What to produce
Without the pictures, print each of the records below exactly as it appears.

Rows
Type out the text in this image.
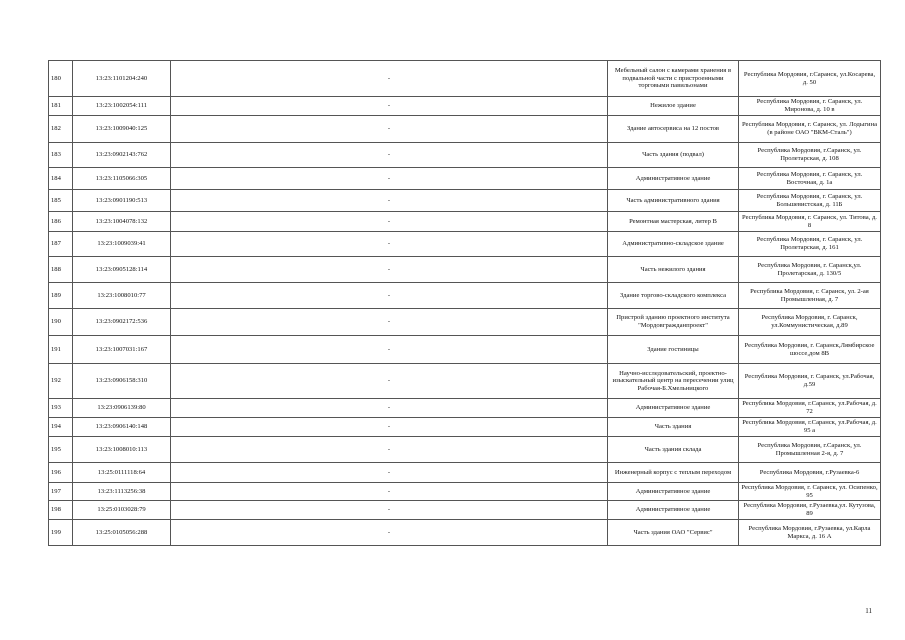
180	13:23:1101204:240	-	Мебельный салон с камерами хранения в подвальной части с пристроенными торговыми павильонами	Республика Мордовия, г.Саранск, ул.Косарева, д. 50
181	13:23:1002054:111	-	Нежилое здание	Республика Мордовия, г. Саранск, ул. Миронова, д. 10 в
182	13:23:1009040:125	-	Здание автосервиса на 12 постов	Республика Мордовия, г. Саранск, ул. Лодыгина (в районе ОАО "ВКМ-Сталь")
183	13:23:0902143:762	-	Часть здания (подвал)	Республика Мордовия, г.Саранск, ул. Пролетарская, д. 108
184	13:23:1105066:305	-	Административное здание	Республика Мордовия, г. Саранск, ул. Восточная, д. 1а
185	13:23:0901190:513	-	Часть административного здания	Республика Мордовия, г. Саранск, ул. Большевистская, д. 11Б
186	13:23:1004078:132	-	Ремонтная мастерская, литер В	Республика Мордовия, г. Саранск, ул. Титова, д. 8
187	13:23:1009039:41	-	Административно-складское здание	Республика Мордовия, г. Саранск, ул. Пролетарская, д. 161
188	13:23:0905128:114	-	Часть нежилого здания	Республика Мордовия, г. Саранск,ул. Пролетарская, д. 130/5
189	13:23:1008010:77	-	Здание торгово-складского комплекса	Республика Мордовия, г. Саранск, ул. 2-ая Промышленная, д. 7
190	13:23:0902172:536	-	Пристрой зданию проектного института "Мордовгражданпроект"	Республика Мордовия, г. Саранск, ул.Коммунистическая, д.89
191	13:23:1007031:167	-	Здание гостиницы	Республика Мордовия, г. Саранск,Лямбирское шоссе,дом 8В
192	13:23:0906158:310	-	Научно-исследовательский, проектно-изыскательный центр на пересечении улиц Рабочая-Б.Хмельницкого	Республика Мордовия, г. Саранск, ул.Рабочая, д.59
193	13:23:0906139:80	-	Административное здание	Республика Мордовия, г.Саранск, ул.Рабочая, д. 72
194	13:23:0906140:148	-	Часть здания	Республика Мордовия, г.Саранск, ул.Рабочая, д. 95 а
195	13:23:1008010:113	-	Часть здания склада	Республика Мордовия, г.Саранск, ул. Промышленная 2-я, д. 7
196	13:25:0111118:64	-	Инженерный корпус с теплым переходом	Республика Мордовия, г.Рузаевка-6
197	13:23:1113256:38	-	Административное здание	Республика Мордовия, г. Саранск, ул. Осипенко, 95
198	13:25:0103028:79	-	Административное здание	Республика Мордовия, г.Рузаевка,ул. Кутузова, 89
199	13:25:0105056:288	-	Часть здания ОАО "Сервис"	Республика Мордовия, г.Рузаевка, ул.Карла Маркса, д. 16 А
11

Result of this exercise
Type out the text in this image.
180	13:23:1101204:240	-	Мебельный салон с камерами хранения в подвальной части с пристроенными торговыми павильонами	Республика Мордовия, г.Саранск, ул.Косарева, д. 50
181	13:23:1002054:111	-	Нежилое здание	Республика Мордовия, г. Саранск, ул. Миронова, д. 10 в
182	13:23:1009040:125	-	Здание автосервиса на 12 постов	Республика Мордовия, г. Саранск, ул. Лодыгина (в районе ОАО "ВКМ-Сталь")
183	13:23:0902143:762	-	Часть здания (подвал)	Республика Мордовия, г.Саранск, ул. Пролетарская, д. 108
184	13:23:1105066:305	-	Административное здание	Республика Мордовия, г. Саранск, ул. Восточная, д. 1а
185	13:23:0901190:513	-	Часть административного здания	Республика Мордовия, г. Саранск, ул. Большевистская, д. 11Б
186	13:23:1004078:132	-	Ремонтная мастерская, литер В	Республика Мордовия, г. Саранск, ул. Титова, д. 8
187	13:23:1009039:41	-	Административно-складское здание	Республика Мордовия, г. Саранск, ул. Пролетарская, д. 161
188	13:23:0905128:114	-	Часть нежилого здания	Республика Мордовия, г. Саранск,ул. Пролетарская, д. 130/5
189	13:23:1008010:77	-	Здание торгово-складского комплекса	Республика Мордовия, г. Саранск, ул. 2-ая Промышленная, д. 7
190	13:23:0902172:536	-	Пристрой зданию проектного института "Мордовгражданпроект"	Республика Мордовия, г. Саранск, ул.Коммунистическая, д.89
191	13:23:1007031:167	-	Здание гостиницы	Республика Мордовия, г. Саранск,Лямбирское шоссе,дом 8В
192	13:23:0906158:310	-	Научно-исследовательский, проектно-изыскательный центр на пересечении улиц Рабочая-Б.Хмельницкого	Республика Мордовия, г. Саранск, ул.Рабочая, д.59
193	13:23:0906139:80	-	Административное здание	Республика Мордовия, г.Саранск, ул.Рабочая, д. 72
194	13:23:0906140:148	-	Часть здания	Республика Мордовия, г.Саранск, ул.Рабочая, д. 95 а
195	13:23:1008010:113	-	Часть здания склада	Республика Мордовия, г.Саранск, ул. Промышленная 2-я, д. 7
196	13:25:0111118:64	-	Инженерный корпус с теплым переходом	Республика Мордовия, г.Рузаевка-6
197	13:23:1113256:38	-	Административное здание	Республика Мордовия, г. Саранск, ул. Осипенко, 95
198	13:25:0103028:79	-	Административное здание	Республика Мордовия, г.Рузаевка,ул. Кутузова, 89
199	13:25:0105056:288	-	Часть здания ОАО "Сервис"	Республика Мордовия, г.Рузаевка, ул.Карла Маркса, д. 16 А
11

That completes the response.